Amid the shortened days and the lengthened nights, as the Old Year ends, and a New Year begins, we might turn to asking the question of what “The Dream of the New Year” will be for us as individuals, as well as for the collective cultures we find ourselves crafting a life around and within.  As we pause to reflect and look back, what has “The Dream of the Old Year” presented and how have we engaged it, shaped it and informed it through the waking hopes and visions we’ve held, in addition to the sleep dreams we may have paid close attention to as the year unfolded. How has this recent time also shaped us? What dreams have formed the vital hopes and desires that feed the fire in the furnaces of our souls? How close are we to the depth of longing to be found in the visions we hold for our lives? In the many pools of inner reflection in which it is possible to gaze, what are the images of being that come floating back that give us a true sense of how loyal we’ve been to forming the connections between what is known and what has been discovered in our unique quests for meaning, fulfillment and wholeness? And what might this future time be asking of us as we now start to look ahead to the next unknown horizon?

One of the favorable qualities of sleep dreams is the way they surprise us with their unexpected messages and gifts of experience. Perhaps this New Year will also surprise us with unexpected visitations of unanticipated twists and turns of experience, challenge, renewed vision and grace.

Mythically and symbolically, it can be useful to consult astrology to seek to honor the dream of the seasons as they shift. In Chinese Astrology, we are now passing from a year of the Snake into a year of the Horse.

From this view, we are now witnessing the tail end of the serpent energy as it makes its last pass through our lives on its cyclical passage through cosmic and temporal time. Snake is an archetypal energy of a very ancient shade, which embodies mystery as well as instinctual qualities that can be understood to describe layers of raw physical being. Spiritual aspects of snake energy also abound. Serpent is a lowly creature, close to the earth, cold, calculated, shrewd and focused on predatory survival issues. As a reptilian character, snake evokes a reality of physical existence based on a precision of predation and instinct. Snake’s is an energy that travels into the earth to create its home out of fellow creatures burrows. In alchemy and a multitude of mythological traditions, snake reminds us that cycles of birth and death are part of the rounds of life and that the shedding of former skins during times of inner and outer quietude are symbolic of our own deep natures. Snake speaks to the ability to die and rebirth while also evoking a respect for fears, physical strength and the ability to manifest power in order to feed oneself and be fed by the available sources of nourishment to be found in nature.

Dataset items
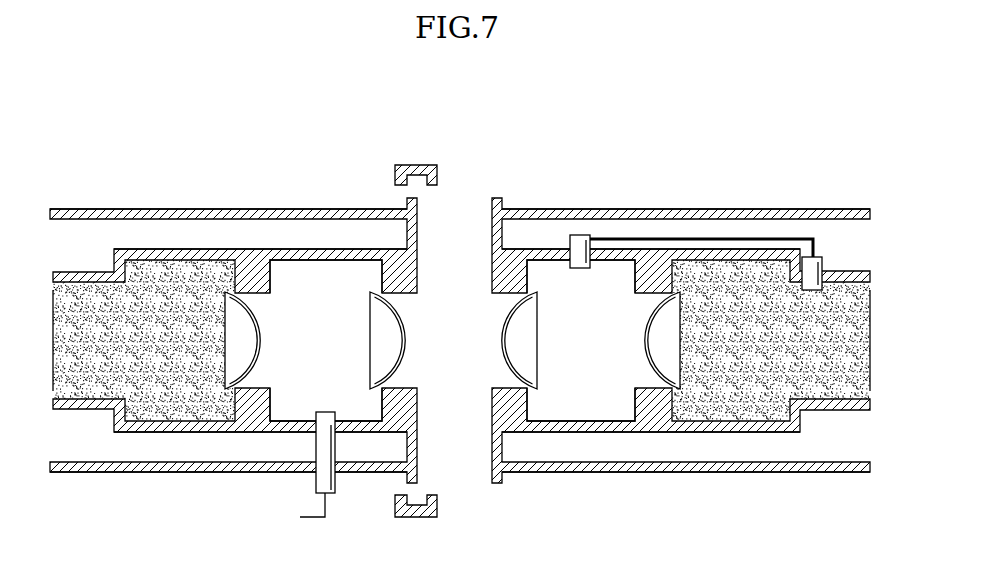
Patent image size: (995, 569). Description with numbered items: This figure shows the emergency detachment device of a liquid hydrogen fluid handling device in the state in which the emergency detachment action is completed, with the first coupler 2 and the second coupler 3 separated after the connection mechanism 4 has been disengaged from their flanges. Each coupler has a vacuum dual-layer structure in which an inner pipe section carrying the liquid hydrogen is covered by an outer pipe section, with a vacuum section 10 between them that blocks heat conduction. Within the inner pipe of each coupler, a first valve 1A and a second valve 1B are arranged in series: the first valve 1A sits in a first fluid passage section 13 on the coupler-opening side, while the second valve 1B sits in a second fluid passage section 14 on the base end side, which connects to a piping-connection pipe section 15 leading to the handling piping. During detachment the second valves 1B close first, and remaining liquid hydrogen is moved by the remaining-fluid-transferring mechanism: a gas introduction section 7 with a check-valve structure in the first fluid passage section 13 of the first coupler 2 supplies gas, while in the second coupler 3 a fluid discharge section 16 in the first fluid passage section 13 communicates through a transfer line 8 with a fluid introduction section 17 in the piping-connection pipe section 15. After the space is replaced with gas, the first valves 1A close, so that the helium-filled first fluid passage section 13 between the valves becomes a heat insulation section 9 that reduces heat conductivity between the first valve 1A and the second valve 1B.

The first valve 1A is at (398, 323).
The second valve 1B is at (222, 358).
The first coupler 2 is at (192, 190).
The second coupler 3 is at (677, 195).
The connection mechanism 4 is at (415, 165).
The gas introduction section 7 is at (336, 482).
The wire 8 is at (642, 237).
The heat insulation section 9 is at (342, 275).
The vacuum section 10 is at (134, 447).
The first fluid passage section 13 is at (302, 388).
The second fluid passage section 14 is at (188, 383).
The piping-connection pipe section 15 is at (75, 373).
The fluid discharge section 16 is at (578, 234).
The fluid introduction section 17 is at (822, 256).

==

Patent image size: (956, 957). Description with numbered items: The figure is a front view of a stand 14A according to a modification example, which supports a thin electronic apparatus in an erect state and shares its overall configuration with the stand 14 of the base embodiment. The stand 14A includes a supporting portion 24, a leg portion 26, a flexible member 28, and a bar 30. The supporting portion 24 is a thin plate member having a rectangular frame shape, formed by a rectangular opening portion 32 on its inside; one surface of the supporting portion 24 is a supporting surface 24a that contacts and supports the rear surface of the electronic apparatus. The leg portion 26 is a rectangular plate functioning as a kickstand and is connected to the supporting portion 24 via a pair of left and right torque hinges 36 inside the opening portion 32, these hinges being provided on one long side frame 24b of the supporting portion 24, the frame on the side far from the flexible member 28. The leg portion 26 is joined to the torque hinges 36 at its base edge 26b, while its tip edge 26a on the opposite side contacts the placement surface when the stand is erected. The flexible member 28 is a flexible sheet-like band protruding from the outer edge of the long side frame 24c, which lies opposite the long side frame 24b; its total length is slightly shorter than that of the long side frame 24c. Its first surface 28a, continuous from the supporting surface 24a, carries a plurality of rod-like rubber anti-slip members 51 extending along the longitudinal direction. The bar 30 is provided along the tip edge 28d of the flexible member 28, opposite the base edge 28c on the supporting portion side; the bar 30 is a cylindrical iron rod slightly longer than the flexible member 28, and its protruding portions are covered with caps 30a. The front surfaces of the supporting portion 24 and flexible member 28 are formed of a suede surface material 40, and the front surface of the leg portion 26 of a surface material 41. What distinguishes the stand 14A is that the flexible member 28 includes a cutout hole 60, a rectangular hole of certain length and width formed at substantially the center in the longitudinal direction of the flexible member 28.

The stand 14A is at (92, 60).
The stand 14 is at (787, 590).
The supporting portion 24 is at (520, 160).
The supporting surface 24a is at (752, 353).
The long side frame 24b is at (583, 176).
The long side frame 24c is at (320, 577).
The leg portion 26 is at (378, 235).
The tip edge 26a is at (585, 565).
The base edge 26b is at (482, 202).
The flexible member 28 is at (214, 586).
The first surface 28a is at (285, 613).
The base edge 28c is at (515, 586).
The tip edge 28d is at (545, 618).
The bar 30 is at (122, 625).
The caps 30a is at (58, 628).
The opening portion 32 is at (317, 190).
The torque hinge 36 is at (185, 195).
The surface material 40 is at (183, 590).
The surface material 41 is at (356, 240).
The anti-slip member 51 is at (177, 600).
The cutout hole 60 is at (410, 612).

▶ _Requirements_
1/ In the essay on the New Year and its dreams, the sentence beginning "Serpent is a lowly creature" describes the serpent. List every quality or trait that sentence gives it.
2/ Answer these questions from the essay on the New Year and its dreams:
(a) In Chinese Astrology, what year are we passing into?
(b) According to the essay, what is one of the favorable qualities of sleep dreams?
(c) In alchemy and many mythological traditions, what does snake remind us of?
3/ Carry the essay on the New Year and its dreams forward from its last sentence.

▶ _Answers to each task_
1/
- a lowly creature
- close to the earth
- cold
- calculated
- shrewd
- focused on predatory survival issues

2/
(a) A year of the Horse.
(b) The way they surprise us with their unexpected messages and gifts of experience.
(c) That cycles of birth and death are part of the rounds of life, and that shedding former skins during times of inner and outer quietude symbolizes our own deep natures.

3/
Transitioning into a horse year, we are invited to shift from the predatory natural tone of snake to that of a prey animal power. Horse is a creature energy that lives upon yet above the earth, and which involves aspects of freedom, independence in relationship to the herd and a wandering wild spirit as well as a slightly elevated essence, contrasted with that of the serpent. Long revered for their wild souls and enormous physical prowess, horses also hold a strong representation of workforce and patience, which demand respect and admiration. Horses sense danger instinctively and won’t put up with behavior or situations that don’t suit their natural inclinations, needs and desires. When attacked or hassled, horses flee with a wildness to the nearest safe and vital haven. These hoofed beasts spend much time feeding on the simple fruits of the field and the reward for their lengthy attention to nourishment is long life, strength and vitality.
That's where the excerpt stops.